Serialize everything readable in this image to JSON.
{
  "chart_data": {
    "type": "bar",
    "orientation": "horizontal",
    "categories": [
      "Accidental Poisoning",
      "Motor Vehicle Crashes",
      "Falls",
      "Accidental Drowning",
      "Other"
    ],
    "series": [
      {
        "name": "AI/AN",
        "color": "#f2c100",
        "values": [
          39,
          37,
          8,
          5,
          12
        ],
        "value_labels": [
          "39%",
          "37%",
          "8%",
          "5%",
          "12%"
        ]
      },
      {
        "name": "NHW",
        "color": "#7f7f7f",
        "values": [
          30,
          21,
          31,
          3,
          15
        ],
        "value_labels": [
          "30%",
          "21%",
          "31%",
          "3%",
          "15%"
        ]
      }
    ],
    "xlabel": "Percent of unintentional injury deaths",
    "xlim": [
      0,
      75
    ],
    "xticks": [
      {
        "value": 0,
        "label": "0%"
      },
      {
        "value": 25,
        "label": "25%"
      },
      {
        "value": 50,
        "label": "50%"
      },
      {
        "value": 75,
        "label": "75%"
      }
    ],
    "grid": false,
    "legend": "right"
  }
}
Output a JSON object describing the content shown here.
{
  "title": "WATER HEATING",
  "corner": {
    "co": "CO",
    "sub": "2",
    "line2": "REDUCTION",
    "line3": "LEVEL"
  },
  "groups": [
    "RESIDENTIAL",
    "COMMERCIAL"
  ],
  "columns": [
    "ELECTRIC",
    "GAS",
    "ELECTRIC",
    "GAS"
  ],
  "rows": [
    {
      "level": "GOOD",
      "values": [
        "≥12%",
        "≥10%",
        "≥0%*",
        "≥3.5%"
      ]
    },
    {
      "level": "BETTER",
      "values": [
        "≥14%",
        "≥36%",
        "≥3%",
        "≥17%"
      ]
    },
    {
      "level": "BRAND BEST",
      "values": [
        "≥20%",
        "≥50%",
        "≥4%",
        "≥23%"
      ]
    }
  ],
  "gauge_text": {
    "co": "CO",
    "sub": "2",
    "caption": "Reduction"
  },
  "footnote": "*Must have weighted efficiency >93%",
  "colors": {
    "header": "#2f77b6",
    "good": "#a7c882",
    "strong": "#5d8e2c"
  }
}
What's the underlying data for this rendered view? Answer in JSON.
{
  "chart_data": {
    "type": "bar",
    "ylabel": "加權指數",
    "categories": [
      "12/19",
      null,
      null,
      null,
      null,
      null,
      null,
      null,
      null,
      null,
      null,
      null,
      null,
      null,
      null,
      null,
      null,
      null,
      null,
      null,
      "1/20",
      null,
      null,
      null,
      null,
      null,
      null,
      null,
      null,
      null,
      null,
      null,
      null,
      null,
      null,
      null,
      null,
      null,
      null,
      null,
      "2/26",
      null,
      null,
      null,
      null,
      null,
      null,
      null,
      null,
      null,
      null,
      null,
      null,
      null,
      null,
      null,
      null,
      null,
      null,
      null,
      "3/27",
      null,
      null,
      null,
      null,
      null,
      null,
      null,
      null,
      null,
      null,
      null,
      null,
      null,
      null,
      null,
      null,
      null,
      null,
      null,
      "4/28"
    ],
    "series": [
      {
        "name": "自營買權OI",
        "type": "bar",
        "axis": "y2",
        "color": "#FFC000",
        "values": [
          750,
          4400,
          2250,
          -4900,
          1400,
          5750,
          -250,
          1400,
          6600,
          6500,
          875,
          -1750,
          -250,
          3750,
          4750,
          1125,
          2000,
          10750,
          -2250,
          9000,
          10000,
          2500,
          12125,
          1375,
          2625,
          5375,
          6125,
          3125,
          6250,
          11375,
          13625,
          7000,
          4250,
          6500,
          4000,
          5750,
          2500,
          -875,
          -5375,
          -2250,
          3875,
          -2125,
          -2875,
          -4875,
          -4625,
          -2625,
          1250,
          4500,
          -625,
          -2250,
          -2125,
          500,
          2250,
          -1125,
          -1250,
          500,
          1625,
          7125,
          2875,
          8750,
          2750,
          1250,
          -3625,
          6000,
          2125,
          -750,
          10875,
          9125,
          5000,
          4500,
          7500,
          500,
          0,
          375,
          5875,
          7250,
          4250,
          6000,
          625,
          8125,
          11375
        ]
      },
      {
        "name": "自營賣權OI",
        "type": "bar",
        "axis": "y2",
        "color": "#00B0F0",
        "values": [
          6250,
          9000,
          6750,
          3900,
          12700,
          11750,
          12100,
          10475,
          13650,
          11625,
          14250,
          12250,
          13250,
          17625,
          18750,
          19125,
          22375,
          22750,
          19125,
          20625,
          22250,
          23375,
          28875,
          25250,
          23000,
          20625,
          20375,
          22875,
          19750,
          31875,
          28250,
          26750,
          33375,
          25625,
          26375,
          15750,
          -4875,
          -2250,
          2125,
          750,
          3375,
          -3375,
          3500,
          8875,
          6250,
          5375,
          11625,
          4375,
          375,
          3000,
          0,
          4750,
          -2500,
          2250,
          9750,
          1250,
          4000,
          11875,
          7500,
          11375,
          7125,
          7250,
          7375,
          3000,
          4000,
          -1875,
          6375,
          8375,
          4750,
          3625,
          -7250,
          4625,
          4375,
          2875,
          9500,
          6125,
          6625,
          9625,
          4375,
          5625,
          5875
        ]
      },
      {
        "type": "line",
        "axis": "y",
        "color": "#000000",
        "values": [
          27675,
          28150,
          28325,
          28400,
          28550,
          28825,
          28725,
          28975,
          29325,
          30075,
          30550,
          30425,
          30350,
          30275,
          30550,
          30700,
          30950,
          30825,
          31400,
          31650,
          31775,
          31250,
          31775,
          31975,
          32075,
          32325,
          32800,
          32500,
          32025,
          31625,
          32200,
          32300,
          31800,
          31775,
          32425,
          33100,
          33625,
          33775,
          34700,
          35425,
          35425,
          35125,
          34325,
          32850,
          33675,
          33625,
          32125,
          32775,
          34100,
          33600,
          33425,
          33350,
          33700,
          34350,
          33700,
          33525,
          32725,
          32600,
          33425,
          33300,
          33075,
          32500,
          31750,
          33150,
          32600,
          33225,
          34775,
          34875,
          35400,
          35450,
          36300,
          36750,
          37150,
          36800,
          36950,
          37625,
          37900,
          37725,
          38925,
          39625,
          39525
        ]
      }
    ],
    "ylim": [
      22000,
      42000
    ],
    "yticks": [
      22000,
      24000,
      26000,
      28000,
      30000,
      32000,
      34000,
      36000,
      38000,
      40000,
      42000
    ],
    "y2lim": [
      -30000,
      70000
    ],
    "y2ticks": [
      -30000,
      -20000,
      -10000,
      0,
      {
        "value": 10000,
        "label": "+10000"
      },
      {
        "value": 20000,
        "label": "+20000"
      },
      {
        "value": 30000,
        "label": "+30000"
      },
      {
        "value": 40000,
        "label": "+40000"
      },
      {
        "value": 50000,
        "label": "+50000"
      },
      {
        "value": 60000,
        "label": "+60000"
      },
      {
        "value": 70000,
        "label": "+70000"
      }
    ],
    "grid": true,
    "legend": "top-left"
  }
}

┄┄┄┄┄┄

Given task: Write out every record verbatim.

Result:
Serialize everything readable in this image to JSON.
{
  "chart_data": {
    "type": "bar",
    "orientation": "horizontal",
    "categories": [
      "Accidental Poisoning",
      "Motor Vehicle Crashes",
      "Falls",
      "Accidental Drowning",
      "Other"
    ],
    "series": [
      {
        "name": "AI/AN",
        "color": "#f2c100",
        "values": [
          39,
          37,
          8,
          5,
          12
        ],
        "value_labels": [
          "39%",
          "37%",
          "8%",
          "5%",
          "12%"
        ]
      },
      {
        "name": "NHW",
        "color": "#7f7f7f",
        "values": [
          30,
          21,
          31,
          3,
          15
        ],
        "value_labels": [
          "30%",
          "21%",
          "31%",
          "3%",
          "15%"
        ]
      }
    ],
    "xlabel": "Percent of unintentional injury deaths",
    "xlim": [
      0,
      75
    ],
    "xticks": [
      {
        "value": 0,
        "label": "0%"
      },
      {
        "value": 25,
        "label": "25%"
      },
      {
        "value": 50,
        "label": "50%"
      },
      {
        "value": 75,
        "label": "75%"
      }
    ],
    "grid": false,
    "legend": "right"
  }
}
Output a JSON object describing the content shown here.
{
  "title": "WATER HEATING",
  "corner": {
    "co": "CO",
    "sub": "2",
    "line2": "REDUCTION",
    "line3": "LEVEL"
  },
  "groups": [
    "RESIDENTIAL",
    "COMMERCIAL"
  ],
  "columns": [
    "ELECTRIC",
    "GAS",
    "ELECTRIC",
    "GAS"
  ],
  "rows": [
    {
      "level": "GOOD",
      "values": [
        "≥12%",
        "≥10%",
        "≥0%*",
        "≥3.5%"
      ]
    },
    {
      "level": "BETTER",
      "values": [
        "≥14%",
        "≥36%",
        "≥3%",
        "≥17%"
      ]
    },
    {
      "level": "BRAND BEST",
      "values": [
        "≥20%",
        "≥50%",
        "≥4%",
        "≥23%"
      ]
    }
  ],
  "gauge_text": {
    "co": "CO",
    "sub": "2",
    "caption": "Reduction"
  },
  "footnote": "*Must have weighted efficiency >93%",
  "colors": {
    "header": "#2f77b6",
    "good": "#a7c882",
    "strong": "#5d8e2c"
  }
}
What's the underlying data for this rendered view? Answer in JSON.
{
  "chart_data": {
    "type": "bar",
    "ylabel": "加權指數",
    "categories": [
      "12/19",
      null,
      null,
      null,
      null,
      null,
      null,
      null,
      null,
      null,
      null,
      null,
      null,
      null,
      null,
      null,
      null,
      null,
      null,
      null,
      "1/20",
      null,
      null,
      null,
      null,
      null,
      null,
      null,
      null,
      null,
      null,
      null,
      null,
      null,
      null,
      null,
      null,
      null,
      null,
      null,
      "2/26",
      null,
      null,
      null,
      null,
      null,
      null,
      null,
      null,
      null,
      null,
      null,
      null,
      null,
      null,
      null,
      null,
      null,
      null,
      null,
      "3/27",
      null,
      null,
      null,
      null,
      null,
      null,
      null,
      null,
      null,
      null,
      null,
      null,
      null,
      null,
      null,
      null,
      null,
      null,
      null,
      "4/28"
    ],
    "series": [
      {
        "name": "自營買權OI",
        "type": "bar",
        "axis": "y2",
        "color": "#FFC000",
        "values": [
          750,
          4400,
          2250,
          -4900,
          1400,
          5750,
          -250,
          1400,
          6600,
          6500,
          875,
          -1750,
          -250,
          3750,
          4750,
          1125,
          2000,
          10750,
          -2250,
          9000,
          10000,
          2500,
          12125,
          1375,
          2625,
          5375,
          6125,
          3125,
          6250,
          11375,
          13625,
          7000,
          4250,
          6500,
          4000,
          5750,
          2500,
          -875,
          -5375,
          -2250,
          3875,
          -2125,
          -2875,
          -4875,
          -4625,
          -2625,
          1250,
          4500,
          -625,
          -2250,
          -2125,
          500,
          2250,
          -1125,
          -1250,
          500,
          1625,
          7125,
          2875,
          8750,
          2750,
          1250,
          -3625,
          6000,
          2125,
          -750,
          10875,
          9125,
          5000,
          4500,
          7500,
          500,
          0,
          375,
          5875,
          7250,
          4250,
          6000,
          625,
          8125,
          11375
        ]
      },
      {
        "name": "自營賣權OI",
        "type": "bar",
        "axis": "y2",
        "color": "#00B0F0",
        "values": [
          6250,
          9000,
          6750,
          3900,
          12700,
          11750,
          12100,
          10475,
          13650,
          11625,
          14250,
          12250,
          13250,
          17625,
          18750,
          19125,
          22375,
          22750,
          19125,
          20625,
          22250,
          23375,
          28875,
          25250,
          23000,
          20625,
          20375,
          22875,
          19750,
          31875,
          28250,
          26750,
          33375,
          25625,
          26375,
          15750,
          -4875,
          -2250,
          2125,
          750,
          3375,
          -3375,
          3500,
          8875,
          6250,
          5375,
          11625,
          4375,
          375,
          3000,
          0,
          4750,
          -2500,
          2250,
          9750,
          1250,
          4000,
          11875,
          7500,
          11375,
          7125,
          7250,
          7375,
          3000,
          4000,
          -1875,
          6375,
          8375,
          4750,
          3625,
          -7250,
          4625,
          4375,
          2875,
          9500,
          6125,
          6625,
          9625,
          4375,
          5625,
          5875
        ]
      },
      {
        "type": "line",
        "axis": "y",
        "color": "#000000",
        "values": [
          27675,
          28150,
          28325,
          28400,
          28550,
          28825,
          28725,
          28975,
          29325,
          30075,
          30550,
          30425,
          30350,
          30275,
          30550,
          30700,
          30950,
          30825,
          31400,
          31650,
          31775,
          31250,
          31775,
          31975,
          32075,
          32325,
          32800,
          32500,
          32025,
          31625,
          32200,
          32300,
          31800,
          31775,
          32425,
          33100,
          33625,
          33775,
          34700,
          35425,
          35425,
          35125,
          34325,
          32850,
          33675,
          33625,
          32125,
          32775,
          34100,
          33600,
          33425,
          33350,
          33700,
          34350,
          33700,
          33525,
          32725,
          32600,
          33425,
          33300,
          33075,
          32500,
          31750,
          33150,
          32600,
          33225,
          34775,
          34875,
          35400,
          35450,
          36300,
          36750,
          37150,
          36800,
          36950,
          37625,
          37900,
          37725,
          38925,
          39625,
          39525
        ]
      }
    ],
    "ylim": [
      22000,
      42000
    ],
    "yticks": [
      22000,
      24000,
      26000,
      28000,
      30000,
      32000,
      34000,
      36000,
      38000,
      40000,
      42000
    ],
    "y2lim": [
      -30000,
      70000
    ],
    "y2ticks": [
      -30000,
      -20000,
      -10000,
      0,
      {
        "value": 10000,
        "label": "+10000"
      },
      {
        "value": 20000,
        "label": "+20000"
      },
      {
        "value": 30000,
        "label": "+30000"
      },
      {
        "value": 40000,
        "label": "+40000"
      },
      {
        "value": 50000,
        "label": "+50000"
      },
      {
        "value": 60000,
        "label": "+60000"
      },
      {
        "value": 70000,
        "label": "+70000"
      }
    ],
    "grid": true,
    "legend": "top-left"
  }
}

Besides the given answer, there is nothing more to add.